Job:
Copy the lines holding the word "canst", all of them.

Dataset:
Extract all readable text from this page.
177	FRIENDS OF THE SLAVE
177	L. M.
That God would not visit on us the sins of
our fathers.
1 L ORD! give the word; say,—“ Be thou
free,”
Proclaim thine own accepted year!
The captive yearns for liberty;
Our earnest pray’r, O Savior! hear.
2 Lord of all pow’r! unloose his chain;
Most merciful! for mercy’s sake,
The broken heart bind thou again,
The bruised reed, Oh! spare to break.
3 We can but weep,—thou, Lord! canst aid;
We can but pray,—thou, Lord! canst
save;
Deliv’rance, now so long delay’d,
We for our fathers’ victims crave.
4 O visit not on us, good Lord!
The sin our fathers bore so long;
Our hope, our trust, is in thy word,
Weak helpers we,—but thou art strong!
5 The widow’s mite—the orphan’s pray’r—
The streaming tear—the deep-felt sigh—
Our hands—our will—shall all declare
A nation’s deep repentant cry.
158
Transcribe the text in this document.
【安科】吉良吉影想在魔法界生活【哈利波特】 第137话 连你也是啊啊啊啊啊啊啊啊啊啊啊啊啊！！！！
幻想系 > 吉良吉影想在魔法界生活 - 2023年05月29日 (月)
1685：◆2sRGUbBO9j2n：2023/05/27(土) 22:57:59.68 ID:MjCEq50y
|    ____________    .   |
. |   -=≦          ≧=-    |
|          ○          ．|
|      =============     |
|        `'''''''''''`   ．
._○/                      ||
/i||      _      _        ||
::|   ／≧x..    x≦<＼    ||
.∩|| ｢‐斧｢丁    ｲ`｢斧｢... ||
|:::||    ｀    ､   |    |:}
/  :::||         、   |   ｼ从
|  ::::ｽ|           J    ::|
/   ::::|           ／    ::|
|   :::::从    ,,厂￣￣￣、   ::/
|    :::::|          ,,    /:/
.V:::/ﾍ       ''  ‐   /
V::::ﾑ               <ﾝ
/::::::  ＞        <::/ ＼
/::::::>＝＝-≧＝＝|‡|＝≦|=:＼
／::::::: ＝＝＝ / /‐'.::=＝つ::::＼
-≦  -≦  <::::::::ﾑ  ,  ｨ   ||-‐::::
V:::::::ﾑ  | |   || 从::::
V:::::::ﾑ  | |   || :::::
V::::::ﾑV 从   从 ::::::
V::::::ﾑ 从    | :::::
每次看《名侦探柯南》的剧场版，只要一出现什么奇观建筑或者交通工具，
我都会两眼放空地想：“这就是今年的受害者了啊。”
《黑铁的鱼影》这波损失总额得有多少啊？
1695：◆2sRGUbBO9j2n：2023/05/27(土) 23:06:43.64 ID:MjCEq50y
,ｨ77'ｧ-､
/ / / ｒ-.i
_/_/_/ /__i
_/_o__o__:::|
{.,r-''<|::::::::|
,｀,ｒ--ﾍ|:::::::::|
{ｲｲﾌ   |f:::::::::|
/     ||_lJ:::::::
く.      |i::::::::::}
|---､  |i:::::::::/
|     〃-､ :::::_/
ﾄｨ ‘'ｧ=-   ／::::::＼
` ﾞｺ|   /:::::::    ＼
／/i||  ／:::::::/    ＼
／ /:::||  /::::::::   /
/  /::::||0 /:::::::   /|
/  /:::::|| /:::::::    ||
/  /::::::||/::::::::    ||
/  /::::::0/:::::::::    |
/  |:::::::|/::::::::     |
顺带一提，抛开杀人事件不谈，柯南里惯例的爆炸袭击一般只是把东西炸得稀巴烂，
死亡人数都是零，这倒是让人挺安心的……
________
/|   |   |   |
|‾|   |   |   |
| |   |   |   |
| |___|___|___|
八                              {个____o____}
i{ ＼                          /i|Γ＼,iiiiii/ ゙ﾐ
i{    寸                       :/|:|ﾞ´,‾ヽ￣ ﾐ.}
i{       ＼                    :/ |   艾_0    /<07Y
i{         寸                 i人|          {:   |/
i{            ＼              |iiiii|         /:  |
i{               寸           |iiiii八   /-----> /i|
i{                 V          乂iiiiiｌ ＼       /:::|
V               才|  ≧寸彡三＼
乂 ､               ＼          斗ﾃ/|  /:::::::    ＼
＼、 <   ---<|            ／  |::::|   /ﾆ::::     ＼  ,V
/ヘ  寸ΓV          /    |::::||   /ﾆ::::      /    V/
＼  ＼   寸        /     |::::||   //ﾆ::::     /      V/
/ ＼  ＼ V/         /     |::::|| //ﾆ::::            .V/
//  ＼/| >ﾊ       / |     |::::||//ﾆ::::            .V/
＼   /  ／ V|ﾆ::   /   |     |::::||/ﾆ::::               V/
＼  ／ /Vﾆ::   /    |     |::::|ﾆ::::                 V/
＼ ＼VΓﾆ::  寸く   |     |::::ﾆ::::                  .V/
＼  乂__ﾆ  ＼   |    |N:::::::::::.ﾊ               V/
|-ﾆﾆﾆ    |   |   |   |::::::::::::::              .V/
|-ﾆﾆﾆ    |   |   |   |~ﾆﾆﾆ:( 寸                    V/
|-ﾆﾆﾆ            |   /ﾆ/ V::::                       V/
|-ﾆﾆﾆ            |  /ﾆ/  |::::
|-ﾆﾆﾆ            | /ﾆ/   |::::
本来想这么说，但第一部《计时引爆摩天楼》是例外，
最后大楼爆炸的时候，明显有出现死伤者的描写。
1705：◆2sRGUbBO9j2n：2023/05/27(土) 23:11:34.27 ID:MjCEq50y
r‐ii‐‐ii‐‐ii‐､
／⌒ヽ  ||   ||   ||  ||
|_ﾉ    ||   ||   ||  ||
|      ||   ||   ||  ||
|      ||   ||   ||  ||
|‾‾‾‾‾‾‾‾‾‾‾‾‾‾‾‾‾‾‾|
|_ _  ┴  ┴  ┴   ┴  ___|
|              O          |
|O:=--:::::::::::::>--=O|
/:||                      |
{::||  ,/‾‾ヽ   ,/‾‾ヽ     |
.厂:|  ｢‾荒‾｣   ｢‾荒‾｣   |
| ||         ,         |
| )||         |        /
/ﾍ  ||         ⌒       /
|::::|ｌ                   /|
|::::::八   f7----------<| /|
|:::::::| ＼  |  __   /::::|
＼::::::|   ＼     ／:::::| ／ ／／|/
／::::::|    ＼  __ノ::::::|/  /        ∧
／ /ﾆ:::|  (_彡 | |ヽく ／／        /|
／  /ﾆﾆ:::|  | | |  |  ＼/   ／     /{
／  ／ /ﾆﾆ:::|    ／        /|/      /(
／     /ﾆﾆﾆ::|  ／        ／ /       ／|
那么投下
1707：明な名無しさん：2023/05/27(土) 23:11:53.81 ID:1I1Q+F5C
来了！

Exercise output:
3 We can but weep,—thou, Lord! canst aid;
We can but pray,—thou, Lord! canst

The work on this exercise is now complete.